** START LISTING **
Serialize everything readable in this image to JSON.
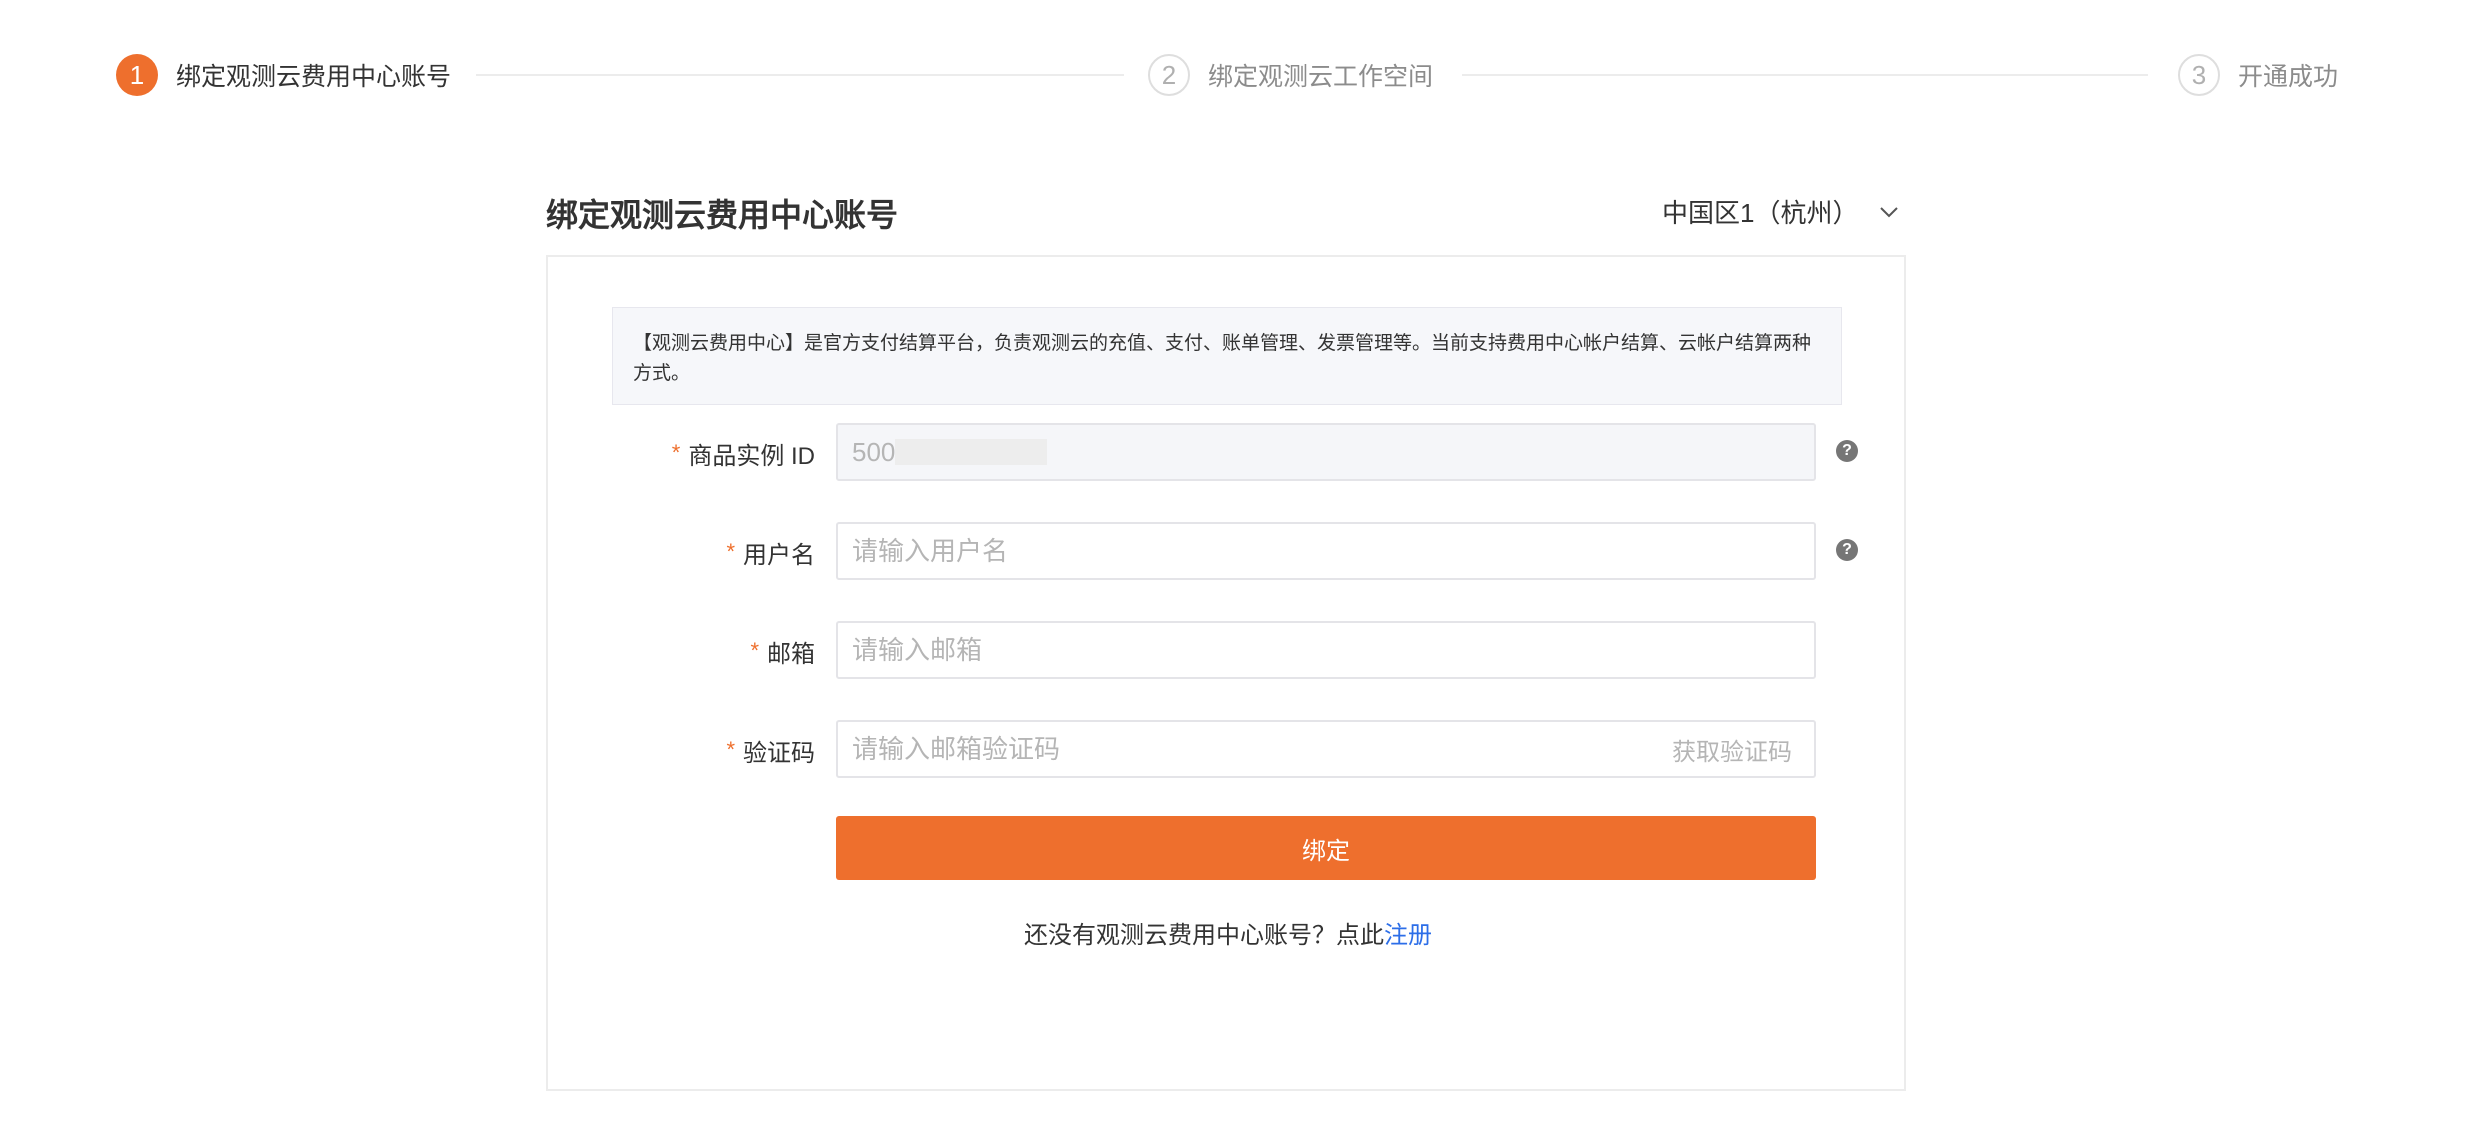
{
  "steps": [
    {
      "num": "1",
      "label": "绑定观测云费用中心账号",
      "state": "active"
    },
    {
      "num": "2",
      "label": "绑定观测云工作空间",
      "state": "todo"
    },
    {
      "num": "3",
      "label": "开通成功",
      "state": "todo"
    }
  ],
  "header": {
    "title": "绑定观测云费用中心账号",
    "region": "中国区1（杭州）"
  },
  "notice": "【观测云费用中心】是官方支付结算平台，负责观测云的充值、支付、账单管理、发票管理等。当前支持费用中心帐户结算、云帐户结算两种方式。",
  "form": {
    "required_mark": "*",
    "instance_id": {
      "label": "商品实例 ID",
      "value": "500"
    },
    "username": {
      "label": "用户名",
      "placeholder": "请输入用户名"
    },
    "email": {
      "label": "邮箱",
      "placeholder": "请输入邮箱"
    },
    "code": {
      "label": "验证码",
      "placeholder": "请输入邮箱验证码",
      "action": "获取验证码"
    },
    "help_glyph": "?",
    "submit_label": "绑定"
  },
  "signup": {
    "prompt": "还没有观测云费用中心账号？点此",
    "link": "注册"
  },
  "colors": {
    "accent": "#ee6f2d",
    "link": "#2c6ee8"
  }
}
** END LISTING **
JOB:
Please transcribe the material above exactly as written. Leave the pictures out.

OUTPUT FOR THIS TASK:
Serialize everything readable in this image to JSON.
{
  "steps": [
    {
      "num": "1",
      "label": "绑定观测云费用中心账号",
      "state": "active"
    },
    {
      "num": "2",
      "label": "绑定观测云工作空间",
      "state": "todo"
    },
    {
      "num": "3",
      "label": "开通成功",
      "state": "todo"
    }
  ],
  "header": {
    "title": "绑定观测云费用中心账号",
    "region": "中国区1（杭州）"
  },
  "notice": "【观测云费用中心】是官方支付结算平台，负责观测云的充值、支付、账单管理、发票管理等。当前支持费用中心帐户结算、云帐户结算两种方式。",
  "form": {
    "required_mark": "*",
    "instance_id": {
      "label": "商品实例 ID",
      "value": "500"
    },
    "username": {
      "label": "用户名",
      "placeholder": "请输入用户名"
    },
    "email": {
      "label": "邮箱",
      "placeholder": "请输入邮箱"
    },
    "code": {
      "label": "验证码",
      "placeholder": "请输入邮箱验证码",
      "action": "获取验证码"
    },
    "help_glyph": "?",
    "submit_label": "绑定"
  },
  "signup": {
    "prompt": "还没有观测云费用中心账号？点此",
    "link": "注册"
  },
  "colors": {
    "accent": "#ee6f2d",
    "link": "#2c6ee8"
  }
}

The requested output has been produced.